** Start of Data excerpts **

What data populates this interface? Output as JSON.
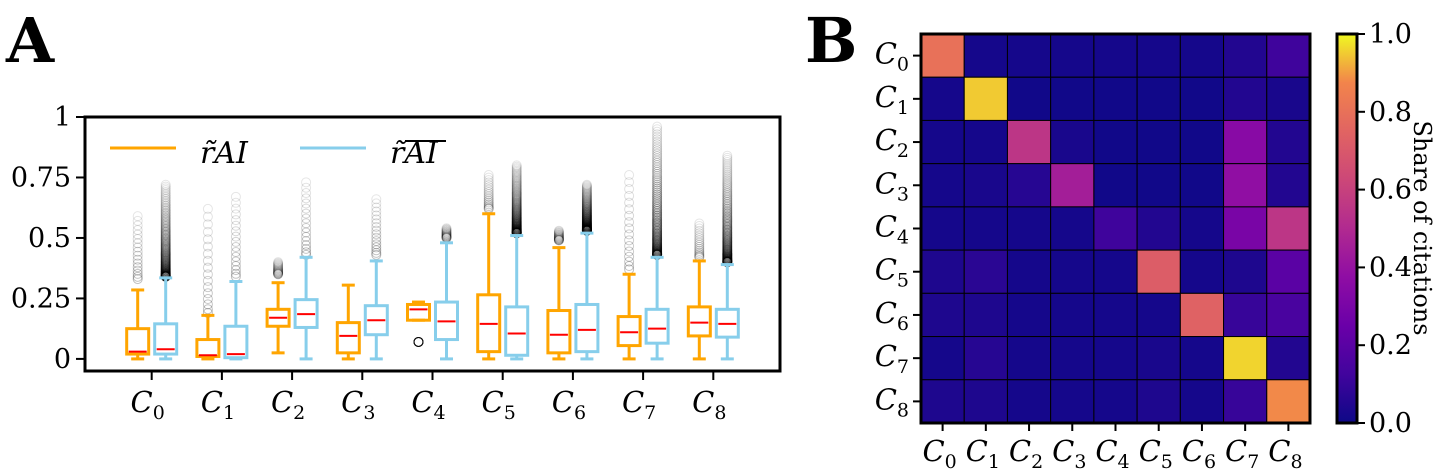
{
  "panels": {
    "a_label": "A",
    "b_label": "B"
  },
  "colors": {
    "ai": "#FFA500",
    "non_ai": "#87CEEB",
    "median": "#FF0000",
    "outlier": "#000000"
  },
  "chart_data": [
    {
      "type": "box",
      "panel": "A",
      "categories": [
        "C0",
        "C1",
        "C2",
        "C3",
        "C4",
        "C5",
        "C6",
        "C7",
        "C8"
      ],
      "category_labels": [
        {
          "base": "C",
          "sub": "0"
        },
        {
          "base": "C",
          "sub": "1"
        },
        {
          "base": "C",
          "sub": "2"
        },
        {
          "base": "C",
          "sub": "3"
        },
        {
          "base": "C",
          "sub": "4"
        },
        {
          "base": "C",
          "sub": "5"
        },
        {
          "base": "C",
          "sub": "6"
        },
        {
          "base": "C",
          "sub": "7"
        },
        {
          "base": "C",
          "sub": "8"
        }
      ],
      "ylim": [
        -0.05,
        1.0
      ],
      "yticks": [
        0,
        0.25,
        0.5,
        0.75,
        1
      ],
      "ytick_labels": [
        "0",
        "0.25",
        "0.5",
        "0.75",
        "1"
      ],
      "legend": [
        "r̃ AI",
        "r̃ AI (overlined)"
      ],
      "legend_labels": [
        "r̃AI",
        "r̃AI"
      ],
      "series": [
        {
          "name": "AI",
          "boxes": [
            {
              "whislo": 0.0,
              "q1": 0.02,
              "med": 0.03,
              "q3": 0.125,
              "whishi": 0.285,
              "fliers_from": 0.33,
              "fliers_to": 0.59,
              "dense": false
            },
            {
              "whislo": 0.0,
              "q1": 0.01,
              "med": 0.015,
              "q3": 0.08,
              "whishi": 0.18,
              "fliers_from": 0.19,
              "fliers_to": 0.62,
              "dense": false
            },
            {
              "whislo": 0.025,
              "q1": 0.135,
              "med": 0.17,
              "q3": 0.205,
              "whishi": 0.315,
              "fliers_from": 0.35,
              "fliers_to": 0.4,
              "dense": false
            },
            {
              "whislo": 0.0,
              "q1": 0.025,
              "med": 0.095,
              "q3": 0.15,
              "whishi": 0.305,
              "fliers_from": 0,
              "fliers_to": 0,
              "dense": false
            },
            {
              "whislo": 0.16,
              "q1": 0.16,
              "med": 0.205,
              "q3": 0.225,
              "whishi": 0.235,
              "fliers_from": 0.07,
              "fliers_to": 0.07,
              "dense": false
            },
            {
              "whislo": 0.0,
              "q1": 0.03,
              "med": 0.145,
              "q3": 0.265,
              "whishi": 0.6,
              "fliers_from": 0.62,
              "fliers_to": 0.76,
              "dense": false
            },
            {
              "whislo": 0.0,
              "q1": 0.025,
              "med": 0.1,
              "q3": 0.2,
              "whishi": 0.46,
              "fliers_from": 0.49,
              "fliers_to": 0.53,
              "dense": false
            },
            {
              "whislo": 0.0,
              "q1": 0.055,
              "med": 0.11,
              "q3": 0.175,
              "whishi": 0.35,
              "fliers_from": 0.37,
              "fliers_to": 0.76,
              "dense": false
            },
            {
              "whislo": 0.0,
              "q1": 0.095,
              "med": 0.15,
              "q3": 0.215,
              "whishi": 0.405,
              "fliers_from": 0.42,
              "fliers_to": 0.56,
              "dense": false
            }
          ]
        },
        {
          "name": "non-AI",
          "boxes": [
            {
              "whislo": 0.0,
              "q1": 0.02,
              "med": 0.04,
              "q3": 0.145,
              "whishi": 0.335,
              "fliers_from": 0.34,
              "fliers_to": 0.72,
              "dense": true
            },
            {
              "whislo": 0.0,
              "q1": 0.005,
              "med": 0.02,
              "q3": 0.135,
              "whishi": 0.32,
              "fliers_from": 0.34,
              "fliers_to": 0.67,
              "dense": false
            },
            {
              "whislo": 0.0,
              "q1": 0.13,
              "med": 0.185,
              "q3": 0.245,
              "whishi": 0.42,
              "fliers_from": 0.43,
              "fliers_to": 0.73,
              "dense": false
            },
            {
              "whislo": 0.0,
              "q1": 0.1,
              "med": 0.16,
              "q3": 0.22,
              "whishi": 0.405,
              "fliers_from": 0.43,
              "fliers_to": 0.66,
              "dense": false
            },
            {
              "whislo": 0.0,
              "q1": 0.08,
              "med": 0.155,
              "q3": 0.235,
              "whishi": 0.48,
              "fliers_from": 0.5,
              "fliers_to": 0.54,
              "dense": false
            },
            {
              "whislo": 0.0,
              "q1": 0.015,
              "med": 0.105,
              "q3": 0.215,
              "whishi": 0.51,
              "fliers_from": 0.52,
              "fliers_to": 0.8,
              "dense": true
            },
            {
              "whislo": 0.0,
              "q1": 0.03,
              "med": 0.12,
              "q3": 0.225,
              "whishi": 0.52,
              "fliers_from": 0.53,
              "fliers_to": 0.72,
              "dense": true
            },
            {
              "whislo": 0.0,
              "q1": 0.065,
              "med": 0.125,
              "q3": 0.205,
              "whishi": 0.42,
              "fliers_from": 0.43,
              "fliers_to": 0.96,
              "dense": true
            },
            {
              "whislo": 0.0,
              "q1": 0.09,
              "med": 0.145,
              "q3": 0.205,
              "whishi": 0.39,
              "fliers_from": 0.4,
              "fliers_to": 0.84,
              "dense": true
            }
          ]
        }
      ]
    },
    {
      "type": "heatmap",
      "panel": "B",
      "rows": [
        "C0",
        "C1",
        "C2",
        "C3",
        "C4",
        "C5",
        "C6",
        "C7",
        "C8"
      ],
      "cols": [
        "C0",
        "C1",
        "C2",
        "C3",
        "C4",
        "C5",
        "C6",
        "C7",
        "C8"
      ],
      "row_labels": [
        {
          "base": "C",
          "sub": "0"
        },
        {
          "base": "C",
          "sub": "1"
        },
        {
          "base": "C",
          "sub": "2"
        },
        {
          "base": "C",
          "sub": "3"
        },
        {
          "base": "C",
          "sub": "4"
        },
        {
          "base": "C",
          "sub": "5"
        },
        {
          "base": "C",
          "sub": "6"
        },
        {
          "base": "C",
          "sub": "7"
        },
        {
          "base": "C",
          "sub": "8"
        }
      ],
      "colormap": "plasma",
      "vmin": 0.0,
      "vmax": 1.0,
      "values": [
        [
          0.8,
          0.02,
          0.02,
          0.02,
          0.02,
          0.02,
          0.02,
          0.05,
          0.12
        ],
        [
          0.02,
          0.95,
          0.01,
          0.01,
          0.01,
          0.01,
          0.01,
          0.05,
          0.03
        ],
        [
          0.02,
          0.02,
          0.55,
          0.03,
          0.01,
          0.01,
          0.01,
          0.35,
          0.05
        ],
        [
          0.02,
          0.03,
          0.06,
          0.45,
          0.01,
          0.01,
          0.01,
          0.38,
          0.05
        ],
        [
          0.02,
          0.02,
          0.02,
          0.02,
          0.12,
          0.05,
          0.02,
          0.3,
          0.55
        ],
        [
          0.04,
          0.07,
          0.02,
          0.02,
          0.02,
          0.72,
          0.02,
          0.04,
          0.2
        ],
        [
          0.04,
          0.04,
          0.02,
          0.02,
          0.02,
          0.02,
          0.74,
          0.1,
          0.15
        ],
        [
          0.02,
          0.06,
          0.02,
          0.02,
          0.02,
          0.03,
          0.02,
          0.96,
          0.05
        ],
        [
          0.04,
          0.04,
          0.02,
          0.02,
          0.02,
          0.04,
          0.02,
          0.1,
          0.88
        ]
      ],
      "colorbar_label": "Share of citations",
      "colorbar_ticks": [
        "0.0",
        "0.2",
        "0.4",
        "0.6",
        "0.8",
        "1.0"
      ],
      "colorbar_values": [
        0.0,
        0.2,
        0.4,
        0.6,
        0.8,
        1.0
      ]
    }
  ]
}
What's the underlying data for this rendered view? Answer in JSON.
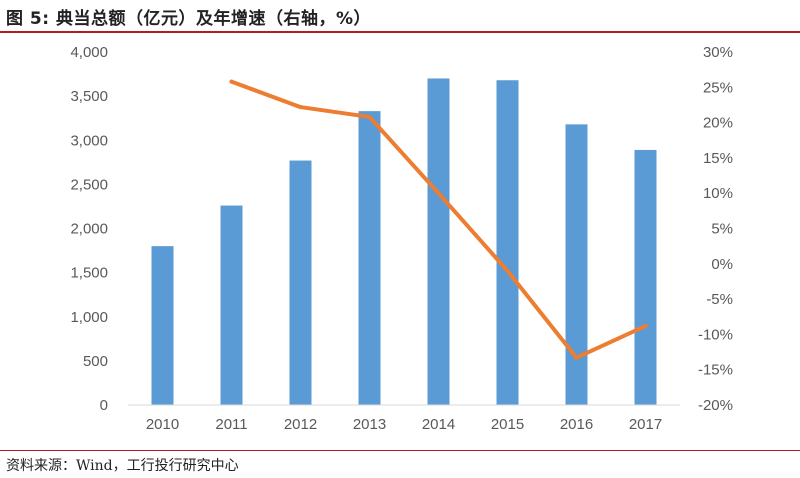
{
  "title": "图 5: 典当总额（亿元）及年增速（右轴，%）",
  "source": "资料来源：Wind，工行投行研究中心",
  "colors": {
    "bar": "#5b9bd5",
    "line": "#ed7d31",
    "axis_text": "#595959",
    "rule": "#b01c24"
  },
  "chart_data": {
    "type": "bar",
    "categories": [
      "2010",
      "2011",
      "2012",
      "2013",
      "2014",
      "2015",
      "2016",
      "2017"
    ],
    "series": [
      {
        "type": "bar",
        "axis": "left",
        "values": [
          1800,
          2260,
          2770,
          3330,
          3700,
          3680,
          3180,
          2890
        ]
      },
      {
        "type": "line",
        "axis": "right",
        "values": [
          null,
          25.8,
          22.2,
          20.8,
          10.0,
          -1.0,
          -13.3,
          -8.8
        ]
      }
    ],
    "y_left": {
      "min": 0,
      "max": 4000,
      "ticks": [
        0,
        500,
        1000,
        1500,
        2000,
        2500,
        3000,
        3500,
        4000
      ],
      "tick_labels": [
        "0",
        "500",
        "1,000",
        "1,500",
        "2,000",
        "2,500",
        "3,000",
        "3,500",
        "4,000"
      ]
    },
    "y_right": {
      "min": -20,
      "max": 30,
      "ticks": [
        -20,
        -15,
        -10,
        -5,
        0,
        5,
        10,
        15,
        20,
        25,
        30
      ],
      "tick_labels": [
        "-20%",
        "-15%",
        "-10%",
        "-5%",
        "0%",
        "5%",
        "10%",
        "15%",
        "20%",
        "25%",
        "30%"
      ]
    },
    "grid": false,
    "legend": "none"
  }
}
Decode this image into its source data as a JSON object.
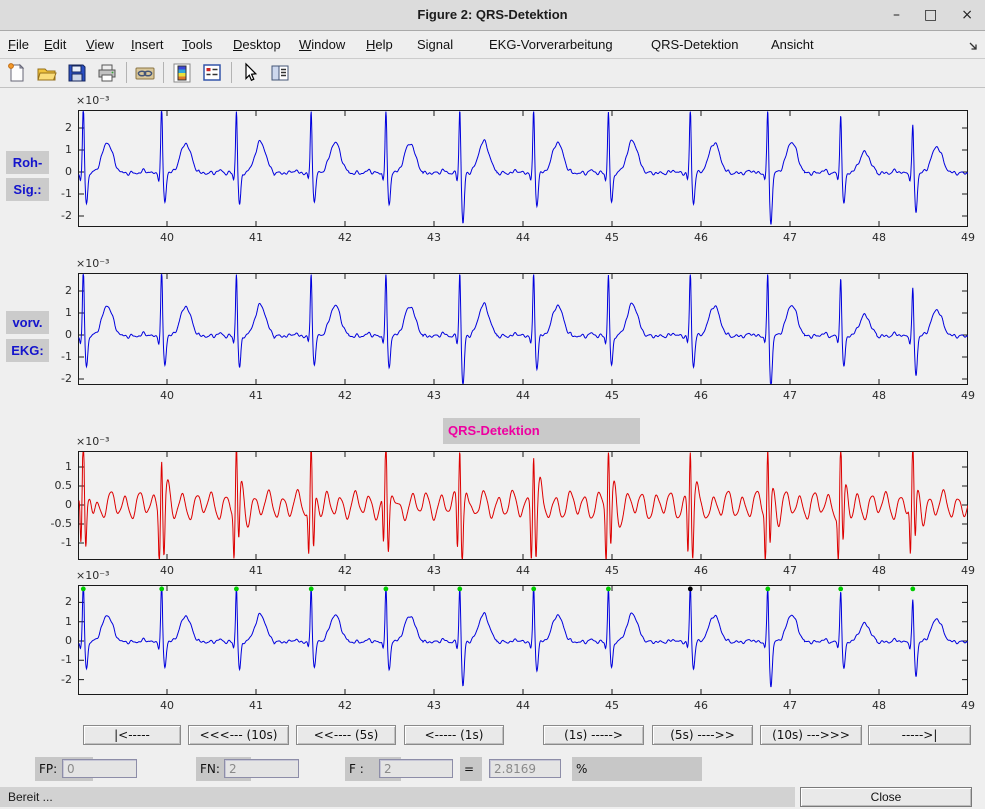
{
  "window": {
    "title": "Figure 2: QRS-Detektion",
    "controls": [
      {
        "name": "minimize-button",
        "glyph": "–"
      },
      {
        "name": "maximize-button",
        "glyph": "□"
      },
      {
        "name": "close-button",
        "glyph": "×"
      }
    ]
  },
  "menu": {
    "items": [
      {
        "label": "File",
        "underline": 0
      },
      {
        "label": "Edit",
        "underline": 0
      },
      {
        "label": "View",
        "underline": 0
      },
      {
        "label": "Insert",
        "underline": 0
      },
      {
        "label": "Tools",
        "underline": 0
      },
      {
        "label": "Desktop",
        "underline": 0
      },
      {
        "label": "Window",
        "underline": 0
      },
      {
        "label": "Help",
        "underline": 0
      },
      {
        "label": "Signal",
        "underline": -1
      },
      {
        "label": "EKG-Vorverarbeitung",
        "underline": -1
      },
      {
        "label": "QRS-Detektion",
        "underline": -1
      },
      {
        "label": "Ansicht",
        "underline": -1
      }
    ]
  },
  "toolbar": {
    "icons": [
      "new-document",
      "open-folder",
      "save",
      "print",
      "link-plot",
      "insert-colorbar",
      "insert-legend",
      "edit-plot-arrow",
      "plot-browser"
    ]
  },
  "plots": {
    "exponent": "×10⁻³",
    "x_tick_labels": [
      "40",
      "41",
      "42",
      "43",
      "44",
      "45",
      "46",
      "47",
      "48",
      "49"
    ],
    "x_range": [
      39,
      49
    ],
    "beats": {
      "times": [
        39.06,
        39.94,
        40.78,
        41.62,
        42.46,
        43.29,
        44.12,
        44.96,
        45.88,
        46.75,
        47.57,
        48.38
      ],
      "r_amp": [
        3.0,
        3.0,
        2.9,
        2.95,
        2.85,
        2.95,
        2.9,
        2.8,
        2.95,
        2.9,
        2.75,
        2.2
      ],
      "s_depth": [
        -1.35,
        -1.3,
        -1.45,
        -1.35,
        -1.4,
        -2.3,
        -1.45,
        -1.35,
        -1.4,
        -2.35,
        -1.45,
        -1.8
      ],
      "t_amp": [
        1.38,
        1.35,
        1.42,
        1.4,
        1.36,
        1.44,
        1.4,
        1.47,
        1.38,
        1.42,
        0.95,
        1.2
      ]
    },
    "detection_markers": {
      "black_times": [
        45.88
      ],
      "marker_value": 2.7
    },
    "panels": [
      {
        "name": "roh-signal",
        "side_label": [
          "Roh-",
          "Sig.:"
        ],
        "y_ticks": [
          "2",
          "1",
          "0",
          "-1",
          "-2"
        ],
        "signal": "ecg",
        "color": "#0000dd"
      },
      {
        "name": "vorverarbeitetes-ekg",
        "side_label": [
          "vorv.",
          "EKG:"
        ],
        "y_ticks": [
          "2",
          "1",
          "0",
          "-1",
          "-2"
        ],
        "signal": "ecg",
        "color": "#0000dd"
      },
      {
        "name": "qrs-detektion-signal",
        "header": "QRS-Detektion",
        "y_ticks": [
          "1",
          "0.5",
          "0",
          "-0.5",
          "-1"
        ],
        "signal": "filt",
        "color": "#dd0000"
      },
      {
        "name": "detektion-ergebnis",
        "y_ticks": [
          "2",
          "1",
          "0",
          "-1",
          "-2"
        ],
        "signal": "ecg",
        "color": "#0000dd",
        "markers": true
      }
    ]
  },
  "nav": {
    "left": [
      "|<-----",
      "<<<--- (10s)",
      "<<---- (5s)",
      "<----- (1s)"
    ],
    "right": [
      "(1s) ----->",
      "(5s) ---->>",
      "(10s) --->>>",
      "----->|"
    ]
  },
  "stats": {
    "fp_label": "FP:",
    "fp_value": "0",
    "fn_label": "FN:",
    "fn_value": "2",
    "f_label": "F :",
    "f_value": "2",
    "equals": "=",
    "ratio_value": "2.8169",
    "percent": "%"
  },
  "statusbar": {
    "text": "Bereit ...",
    "close_label": "Close"
  },
  "colors": {
    "trace_blue": "#0000dd",
    "trace_red": "#dd0000",
    "marker_green": "#00cc00",
    "marker_black": "#000000",
    "label_blue": "#1414cc",
    "header_magenta": "#ee00a0",
    "axis_line": "#1a1a1a"
  }
}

** End of Data excerpts **

_Your goal_
Looking at the records above, report how many lines contain the word "title". Answer with the number only.

_Response to the exercise_
2